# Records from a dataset
++++++++++
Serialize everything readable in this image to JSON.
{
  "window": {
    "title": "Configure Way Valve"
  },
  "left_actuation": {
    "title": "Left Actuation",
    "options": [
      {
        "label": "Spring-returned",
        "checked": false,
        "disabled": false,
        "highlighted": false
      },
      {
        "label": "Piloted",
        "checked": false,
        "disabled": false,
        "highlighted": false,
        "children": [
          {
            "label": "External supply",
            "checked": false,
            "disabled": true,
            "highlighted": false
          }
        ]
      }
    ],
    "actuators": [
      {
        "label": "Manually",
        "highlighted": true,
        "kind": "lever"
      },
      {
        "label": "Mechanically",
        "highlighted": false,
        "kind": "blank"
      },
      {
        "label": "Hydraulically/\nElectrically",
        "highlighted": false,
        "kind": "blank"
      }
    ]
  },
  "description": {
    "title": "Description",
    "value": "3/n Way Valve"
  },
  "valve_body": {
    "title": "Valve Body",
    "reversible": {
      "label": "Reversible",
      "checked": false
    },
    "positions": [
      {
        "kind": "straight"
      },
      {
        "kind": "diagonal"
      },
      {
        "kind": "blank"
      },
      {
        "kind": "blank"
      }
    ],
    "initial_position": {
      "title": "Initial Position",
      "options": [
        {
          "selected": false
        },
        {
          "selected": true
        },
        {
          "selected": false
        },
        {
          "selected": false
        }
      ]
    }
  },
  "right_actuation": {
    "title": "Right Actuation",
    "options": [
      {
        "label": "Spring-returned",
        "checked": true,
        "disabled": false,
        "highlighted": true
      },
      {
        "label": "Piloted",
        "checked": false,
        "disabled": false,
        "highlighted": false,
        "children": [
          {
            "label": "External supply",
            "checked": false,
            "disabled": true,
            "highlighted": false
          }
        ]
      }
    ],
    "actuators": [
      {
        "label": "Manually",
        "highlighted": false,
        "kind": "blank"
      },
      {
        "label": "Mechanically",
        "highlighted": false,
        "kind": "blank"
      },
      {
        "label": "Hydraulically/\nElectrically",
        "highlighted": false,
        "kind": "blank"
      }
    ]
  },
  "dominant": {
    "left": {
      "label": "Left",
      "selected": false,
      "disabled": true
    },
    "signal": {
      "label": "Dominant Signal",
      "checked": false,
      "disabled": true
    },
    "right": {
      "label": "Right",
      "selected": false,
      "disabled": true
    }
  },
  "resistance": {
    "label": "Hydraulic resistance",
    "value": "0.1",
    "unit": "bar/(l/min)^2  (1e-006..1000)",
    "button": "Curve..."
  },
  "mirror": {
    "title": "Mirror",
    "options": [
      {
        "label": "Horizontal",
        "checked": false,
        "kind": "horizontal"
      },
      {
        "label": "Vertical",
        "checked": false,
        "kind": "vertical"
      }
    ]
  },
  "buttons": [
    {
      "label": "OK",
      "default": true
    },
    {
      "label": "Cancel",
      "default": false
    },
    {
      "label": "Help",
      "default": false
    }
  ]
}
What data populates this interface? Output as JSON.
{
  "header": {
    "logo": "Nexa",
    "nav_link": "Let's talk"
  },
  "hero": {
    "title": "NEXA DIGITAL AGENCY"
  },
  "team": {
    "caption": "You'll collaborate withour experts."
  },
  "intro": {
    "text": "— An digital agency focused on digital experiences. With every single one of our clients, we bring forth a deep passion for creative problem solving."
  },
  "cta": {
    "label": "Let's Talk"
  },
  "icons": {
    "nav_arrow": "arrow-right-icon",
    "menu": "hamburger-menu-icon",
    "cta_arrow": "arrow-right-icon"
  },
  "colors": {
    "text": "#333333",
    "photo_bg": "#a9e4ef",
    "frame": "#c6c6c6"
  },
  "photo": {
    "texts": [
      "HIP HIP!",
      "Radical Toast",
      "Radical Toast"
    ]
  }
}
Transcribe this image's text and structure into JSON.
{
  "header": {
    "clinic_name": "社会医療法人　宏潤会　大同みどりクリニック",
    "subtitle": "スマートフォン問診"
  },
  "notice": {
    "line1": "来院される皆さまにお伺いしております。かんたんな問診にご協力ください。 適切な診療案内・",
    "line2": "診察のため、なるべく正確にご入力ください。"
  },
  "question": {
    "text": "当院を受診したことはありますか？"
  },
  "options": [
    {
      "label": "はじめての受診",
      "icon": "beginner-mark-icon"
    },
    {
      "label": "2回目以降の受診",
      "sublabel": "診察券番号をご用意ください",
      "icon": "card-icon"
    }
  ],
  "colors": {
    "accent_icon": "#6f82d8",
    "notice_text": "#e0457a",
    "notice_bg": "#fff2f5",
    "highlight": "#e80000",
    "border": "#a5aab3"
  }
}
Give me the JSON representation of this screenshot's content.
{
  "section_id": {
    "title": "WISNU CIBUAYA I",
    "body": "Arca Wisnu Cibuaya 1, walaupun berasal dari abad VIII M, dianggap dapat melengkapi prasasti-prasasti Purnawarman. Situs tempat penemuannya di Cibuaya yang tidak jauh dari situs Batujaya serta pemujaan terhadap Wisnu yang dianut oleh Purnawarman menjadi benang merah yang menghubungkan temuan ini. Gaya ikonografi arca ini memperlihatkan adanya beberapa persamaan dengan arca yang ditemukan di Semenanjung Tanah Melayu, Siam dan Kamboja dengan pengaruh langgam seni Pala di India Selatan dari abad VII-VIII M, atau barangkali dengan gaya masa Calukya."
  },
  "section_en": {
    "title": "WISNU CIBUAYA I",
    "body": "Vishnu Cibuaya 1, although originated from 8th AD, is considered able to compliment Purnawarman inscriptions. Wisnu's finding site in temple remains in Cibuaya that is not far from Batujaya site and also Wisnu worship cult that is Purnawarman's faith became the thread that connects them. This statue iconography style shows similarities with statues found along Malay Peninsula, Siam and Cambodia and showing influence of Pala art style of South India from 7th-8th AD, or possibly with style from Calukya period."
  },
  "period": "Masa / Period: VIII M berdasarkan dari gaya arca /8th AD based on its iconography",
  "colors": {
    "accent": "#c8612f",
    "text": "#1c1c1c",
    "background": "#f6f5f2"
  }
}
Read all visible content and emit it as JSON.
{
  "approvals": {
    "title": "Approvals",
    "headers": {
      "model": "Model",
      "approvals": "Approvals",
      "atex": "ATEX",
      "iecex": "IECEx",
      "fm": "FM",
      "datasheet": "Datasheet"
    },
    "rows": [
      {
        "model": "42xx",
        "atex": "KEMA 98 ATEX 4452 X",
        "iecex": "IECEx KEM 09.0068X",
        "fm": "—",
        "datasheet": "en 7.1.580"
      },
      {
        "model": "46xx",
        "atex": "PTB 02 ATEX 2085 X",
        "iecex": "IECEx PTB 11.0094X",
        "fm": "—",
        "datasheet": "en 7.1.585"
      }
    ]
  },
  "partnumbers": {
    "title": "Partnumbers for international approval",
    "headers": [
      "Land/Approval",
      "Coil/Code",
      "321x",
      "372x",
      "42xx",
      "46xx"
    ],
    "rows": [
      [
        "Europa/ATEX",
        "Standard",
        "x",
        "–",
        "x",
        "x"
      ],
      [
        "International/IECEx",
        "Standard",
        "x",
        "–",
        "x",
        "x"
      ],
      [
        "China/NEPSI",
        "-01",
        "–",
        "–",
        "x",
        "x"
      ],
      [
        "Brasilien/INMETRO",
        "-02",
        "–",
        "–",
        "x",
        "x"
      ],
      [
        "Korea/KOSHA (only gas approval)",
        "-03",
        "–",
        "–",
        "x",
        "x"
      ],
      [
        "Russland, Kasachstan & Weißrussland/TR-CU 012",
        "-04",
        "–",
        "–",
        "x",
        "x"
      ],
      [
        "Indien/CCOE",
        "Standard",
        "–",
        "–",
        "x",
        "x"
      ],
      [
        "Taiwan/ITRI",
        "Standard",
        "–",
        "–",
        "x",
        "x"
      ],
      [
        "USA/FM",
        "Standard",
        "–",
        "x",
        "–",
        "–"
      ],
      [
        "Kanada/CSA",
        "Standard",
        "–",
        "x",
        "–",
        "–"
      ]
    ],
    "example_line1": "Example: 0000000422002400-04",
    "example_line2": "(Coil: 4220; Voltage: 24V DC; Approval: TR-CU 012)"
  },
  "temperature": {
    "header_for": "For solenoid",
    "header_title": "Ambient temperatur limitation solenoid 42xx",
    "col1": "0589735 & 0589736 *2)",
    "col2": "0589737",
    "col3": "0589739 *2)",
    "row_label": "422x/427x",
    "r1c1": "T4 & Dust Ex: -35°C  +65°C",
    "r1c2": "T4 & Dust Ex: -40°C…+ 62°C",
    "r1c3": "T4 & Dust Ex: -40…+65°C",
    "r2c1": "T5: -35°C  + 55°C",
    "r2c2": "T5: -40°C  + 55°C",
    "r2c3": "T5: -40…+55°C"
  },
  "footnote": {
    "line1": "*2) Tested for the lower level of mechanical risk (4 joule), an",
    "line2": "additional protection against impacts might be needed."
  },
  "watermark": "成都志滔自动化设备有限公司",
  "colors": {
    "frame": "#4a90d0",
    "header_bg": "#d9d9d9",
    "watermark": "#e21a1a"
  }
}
++++++++++
# Exercise description
Looking at the records above, count the lines where the word "ATEX" appears. State only the number.

# Final answer
4